→ Challenge:
Search the records for the word "DETERMINE" and pick out every line that has it.

→ Extracted entries:
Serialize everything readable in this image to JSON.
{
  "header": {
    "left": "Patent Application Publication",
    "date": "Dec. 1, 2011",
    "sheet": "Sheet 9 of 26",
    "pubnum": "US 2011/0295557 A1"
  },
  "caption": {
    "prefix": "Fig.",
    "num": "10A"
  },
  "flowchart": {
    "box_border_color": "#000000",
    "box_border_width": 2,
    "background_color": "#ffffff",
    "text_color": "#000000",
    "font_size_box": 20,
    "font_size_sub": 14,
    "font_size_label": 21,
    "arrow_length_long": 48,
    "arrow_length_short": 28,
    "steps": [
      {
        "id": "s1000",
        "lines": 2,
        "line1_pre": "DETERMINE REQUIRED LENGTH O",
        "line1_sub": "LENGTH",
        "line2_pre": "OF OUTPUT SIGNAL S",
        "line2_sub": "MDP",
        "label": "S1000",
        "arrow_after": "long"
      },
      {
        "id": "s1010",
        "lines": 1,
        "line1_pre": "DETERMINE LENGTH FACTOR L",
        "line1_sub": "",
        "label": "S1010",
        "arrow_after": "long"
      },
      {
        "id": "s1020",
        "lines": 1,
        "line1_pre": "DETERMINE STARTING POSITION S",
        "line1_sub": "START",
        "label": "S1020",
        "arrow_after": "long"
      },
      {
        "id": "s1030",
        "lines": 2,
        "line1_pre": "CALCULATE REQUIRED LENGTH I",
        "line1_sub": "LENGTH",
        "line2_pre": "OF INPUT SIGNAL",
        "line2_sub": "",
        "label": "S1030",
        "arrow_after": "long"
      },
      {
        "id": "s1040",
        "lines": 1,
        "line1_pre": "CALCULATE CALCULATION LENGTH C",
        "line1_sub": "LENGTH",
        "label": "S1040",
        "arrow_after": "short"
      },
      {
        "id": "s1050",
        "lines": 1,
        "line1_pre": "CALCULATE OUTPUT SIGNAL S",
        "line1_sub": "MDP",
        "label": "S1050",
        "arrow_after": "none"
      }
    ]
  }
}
==
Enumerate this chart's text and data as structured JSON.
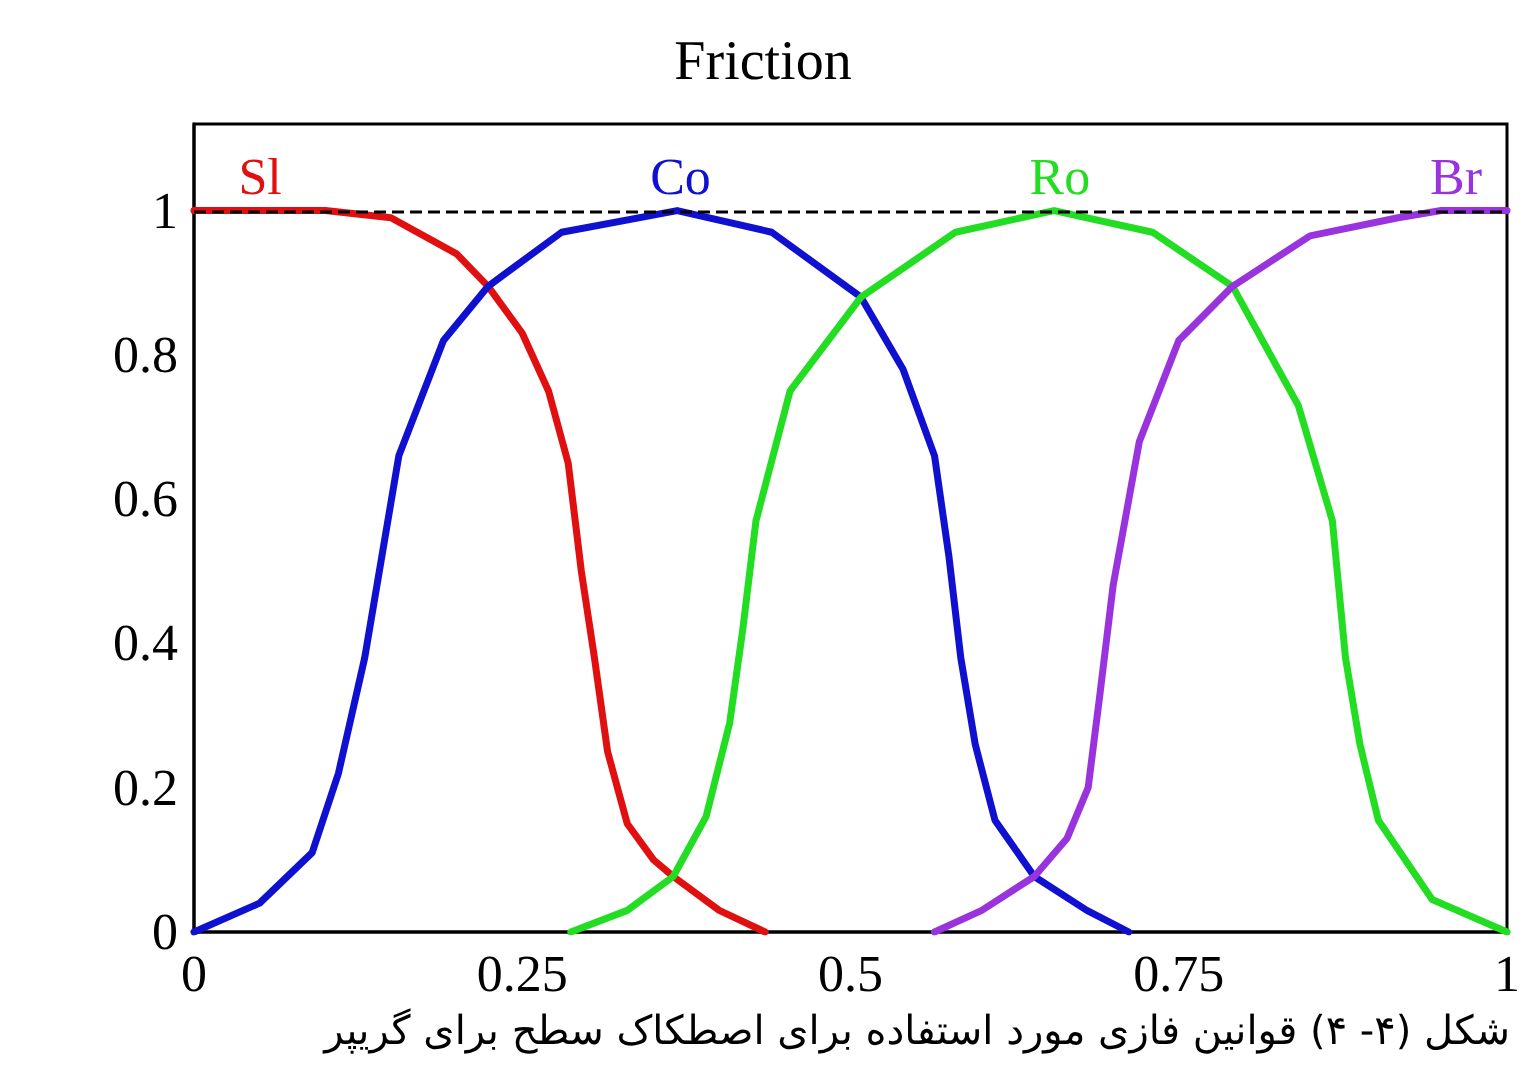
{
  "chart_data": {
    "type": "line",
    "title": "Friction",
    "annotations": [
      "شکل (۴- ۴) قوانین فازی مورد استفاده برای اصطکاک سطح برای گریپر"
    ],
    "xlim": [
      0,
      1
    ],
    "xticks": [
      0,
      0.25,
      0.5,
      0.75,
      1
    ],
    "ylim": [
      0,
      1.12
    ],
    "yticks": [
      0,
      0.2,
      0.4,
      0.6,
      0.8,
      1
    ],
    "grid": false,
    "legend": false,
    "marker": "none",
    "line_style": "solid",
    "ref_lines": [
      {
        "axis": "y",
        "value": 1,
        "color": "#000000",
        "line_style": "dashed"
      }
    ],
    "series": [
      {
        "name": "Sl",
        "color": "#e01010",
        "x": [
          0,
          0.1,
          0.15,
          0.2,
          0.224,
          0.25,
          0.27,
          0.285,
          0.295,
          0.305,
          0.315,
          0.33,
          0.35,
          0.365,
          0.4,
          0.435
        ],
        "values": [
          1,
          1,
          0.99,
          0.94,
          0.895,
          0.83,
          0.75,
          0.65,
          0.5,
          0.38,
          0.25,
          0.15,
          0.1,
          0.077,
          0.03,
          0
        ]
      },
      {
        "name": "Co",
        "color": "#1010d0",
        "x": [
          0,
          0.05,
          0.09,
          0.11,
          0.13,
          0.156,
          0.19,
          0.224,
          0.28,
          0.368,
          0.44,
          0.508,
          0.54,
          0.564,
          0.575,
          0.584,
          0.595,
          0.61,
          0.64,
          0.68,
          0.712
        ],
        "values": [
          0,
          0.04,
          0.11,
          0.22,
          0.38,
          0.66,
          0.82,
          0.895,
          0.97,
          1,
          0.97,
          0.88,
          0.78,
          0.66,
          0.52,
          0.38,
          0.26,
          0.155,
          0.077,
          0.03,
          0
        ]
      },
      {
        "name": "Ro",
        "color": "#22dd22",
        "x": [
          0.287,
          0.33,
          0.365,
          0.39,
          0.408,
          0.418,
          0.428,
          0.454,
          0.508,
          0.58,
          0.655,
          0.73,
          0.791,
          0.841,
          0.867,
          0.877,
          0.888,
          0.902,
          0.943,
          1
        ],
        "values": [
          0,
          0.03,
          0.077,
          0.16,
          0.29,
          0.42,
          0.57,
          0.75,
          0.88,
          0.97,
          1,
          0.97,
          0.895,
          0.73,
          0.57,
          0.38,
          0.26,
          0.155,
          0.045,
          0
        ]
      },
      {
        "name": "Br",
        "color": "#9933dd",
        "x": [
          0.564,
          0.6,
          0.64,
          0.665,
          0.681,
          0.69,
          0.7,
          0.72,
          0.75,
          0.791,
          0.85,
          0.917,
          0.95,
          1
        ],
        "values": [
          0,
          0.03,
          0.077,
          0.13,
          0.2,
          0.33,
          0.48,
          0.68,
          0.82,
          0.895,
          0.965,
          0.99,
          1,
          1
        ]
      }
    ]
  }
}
...
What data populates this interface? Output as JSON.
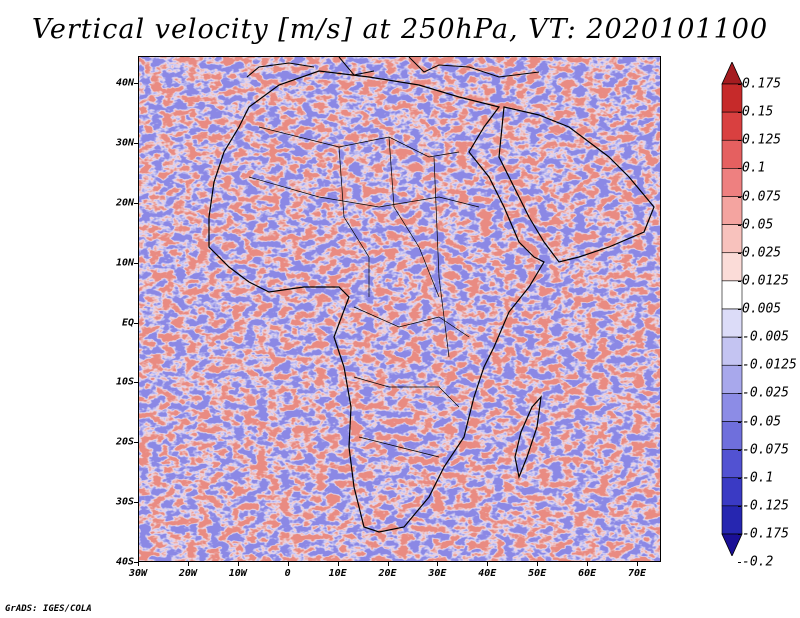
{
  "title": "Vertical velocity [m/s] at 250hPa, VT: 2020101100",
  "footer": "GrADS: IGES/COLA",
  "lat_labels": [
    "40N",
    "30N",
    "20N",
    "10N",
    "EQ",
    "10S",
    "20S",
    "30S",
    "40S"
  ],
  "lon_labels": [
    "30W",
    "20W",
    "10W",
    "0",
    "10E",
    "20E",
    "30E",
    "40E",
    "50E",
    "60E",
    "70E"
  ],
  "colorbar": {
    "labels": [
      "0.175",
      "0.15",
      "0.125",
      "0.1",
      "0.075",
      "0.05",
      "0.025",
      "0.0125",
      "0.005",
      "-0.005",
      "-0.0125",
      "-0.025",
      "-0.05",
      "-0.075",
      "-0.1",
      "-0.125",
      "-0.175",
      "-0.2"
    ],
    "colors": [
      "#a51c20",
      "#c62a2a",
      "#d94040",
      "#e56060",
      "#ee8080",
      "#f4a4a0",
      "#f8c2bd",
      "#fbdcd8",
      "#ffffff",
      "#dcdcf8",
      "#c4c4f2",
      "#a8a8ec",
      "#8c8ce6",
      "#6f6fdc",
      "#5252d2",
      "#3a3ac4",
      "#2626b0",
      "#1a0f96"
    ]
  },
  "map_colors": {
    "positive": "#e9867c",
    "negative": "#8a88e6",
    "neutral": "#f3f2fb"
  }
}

→ Full answer:
        "line1_pre": "DETERMINE REQUIRED LENGTH O",
        "line1_pre": "DETERMINE LENGTH FACTOR L",
        "line1_pre": "DETERMINE STARTING POSITION S",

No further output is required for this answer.